■ Records for this task ■

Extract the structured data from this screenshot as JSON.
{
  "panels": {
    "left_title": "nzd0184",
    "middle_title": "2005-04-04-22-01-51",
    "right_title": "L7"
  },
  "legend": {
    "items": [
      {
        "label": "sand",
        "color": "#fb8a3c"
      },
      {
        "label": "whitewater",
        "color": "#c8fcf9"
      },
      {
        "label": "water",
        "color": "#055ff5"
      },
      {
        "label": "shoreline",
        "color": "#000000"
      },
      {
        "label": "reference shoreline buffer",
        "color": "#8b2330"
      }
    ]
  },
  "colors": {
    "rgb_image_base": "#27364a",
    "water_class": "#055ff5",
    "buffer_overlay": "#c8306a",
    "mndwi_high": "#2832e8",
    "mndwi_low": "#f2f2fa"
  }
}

■ What you need to do ■
Return each line that includes "shoreline".

■ Complete response ■
        "label": "shoreline",
        "label": "reference shoreline buffer",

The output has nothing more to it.